(Dataset rows)
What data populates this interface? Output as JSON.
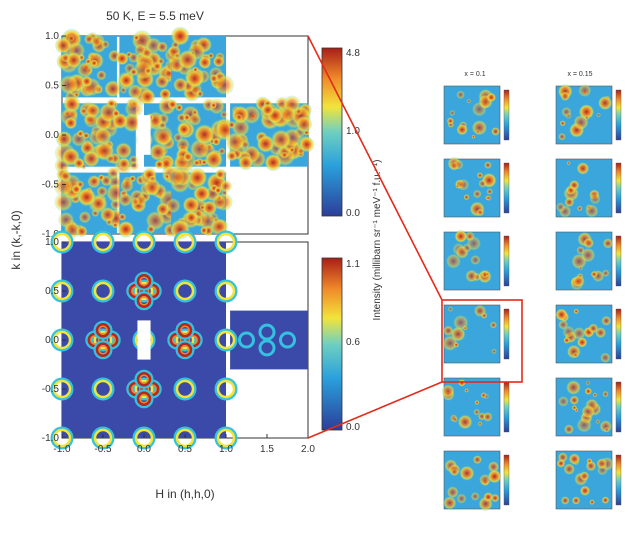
{
  "chart_data": [
    {
      "type": "heatmap",
      "title": "50 K, E = 5.5 meV",
      "panel": "measured",
      "xlim": [
        -1.0,
        2.0
      ],
      "ylim": [
        -1.0,
        1.0
      ],
      "yticks": [
        "1.0",
        "0.5",
        "0.0",
        "-0.5",
        "-1.0"
      ],
      "colorbar": {
        "ticks": [
          "4.8",
          "1.0",
          "0.0"
        ],
        "range": [
          0.0,
          4.8
        ]
      }
    },
    {
      "type": "heatmap",
      "title": "",
      "panel": "model",
      "xlim": [
        -1.0,
        2.0
      ],
      "ylim": [
        -1.0,
        1.0
      ],
      "xlabel": "H in (h,h,0)",
      "ylabel": "k in (k,-k,0)",
      "xticks": [
        "-1.0",
        "-0.5",
        "0.0",
        "0.5",
        "1.0",
        "1.5",
        "2.0"
      ],
      "yticks": [
        "1.0",
        "0.5",
        "0.0",
        "-0.5",
        "-1.0"
      ],
      "colorbar": {
        "ticks": [
          "1.1",
          "0.6",
          "0.0"
        ],
        "range": [
          0.0,
          1.1
        ]
      },
      "colorbar_label": "Intensity (millibarn sr⁻¹ meV⁻¹ f.u.⁻¹)"
    },
    {
      "type": "heatmap",
      "panel": "small-grid",
      "columns": 2,
      "rows": 6,
      "column_labels": [
        "x = 0.1",
        "x = 0.15"
      ]
    }
  ],
  "colors": {
    "low": "#3b4aa8",
    "mid": "#35c2e0",
    "high": "#f2e43a",
    "peak": "#b5271f",
    "highlight": "#e32b1b"
  }
}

* THE EXERCISE *
Write the listing above out again exactly, dropping each image.

* EXERCISE OUTPUT *
What data populates this interface? Output as JSON.
{
  "chart_data": [
    {
      "type": "heatmap",
      "title": "50 K, E = 5.5 meV",
      "panel": "measured",
      "xlim": [
        -1.0,
        2.0
      ],
      "ylim": [
        -1.0,
        1.0
      ],
      "yticks": [
        "1.0",
        "0.5",
        "0.0",
        "-0.5",
        "-1.0"
      ],
      "colorbar": {
        "ticks": [
          "4.8",
          "1.0",
          "0.0"
        ],
        "range": [
          0.0,
          4.8
        ]
      }
    },
    {
      "type": "heatmap",
      "title": "",
      "panel": "model",
      "xlim": [
        -1.0,
        2.0
      ],
      "ylim": [
        -1.0,
        1.0
      ],
      "xlabel": "H in (h,h,0)",
      "ylabel": "k in (k,-k,0)",
      "xticks": [
        "-1.0",
        "-0.5",
        "0.0",
        "0.5",
        "1.0",
        "1.5",
        "2.0"
      ],
      "yticks": [
        "1.0",
        "0.5",
        "0.0",
        "-0.5",
        "-1.0"
      ],
      "colorbar": {
        "ticks": [
          "1.1",
          "0.6",
          "0.0"
        ],
        "range": [
          0.0,
          1.1
        ]
      },
      "colorbar_label": "Intensity (millibarn sr⁻¹ meV⁻¹ f.u.⁻¹)"
    },
    {
      "type": "heatmap",
      "panel": "small-grid",
      "columns": 2,
      "rows": 6,
      "column_labels": [
        "x = 0.1",
        "x = 0.15"
      ]
    }
  ],
  "colors": {
    "low": "#3b4aa8",
    "mid": "#35c2e0",
    "high": "#f2e43a",
    "peak": "#b5271f",
    "highlight": "#e32b1b"
  }
}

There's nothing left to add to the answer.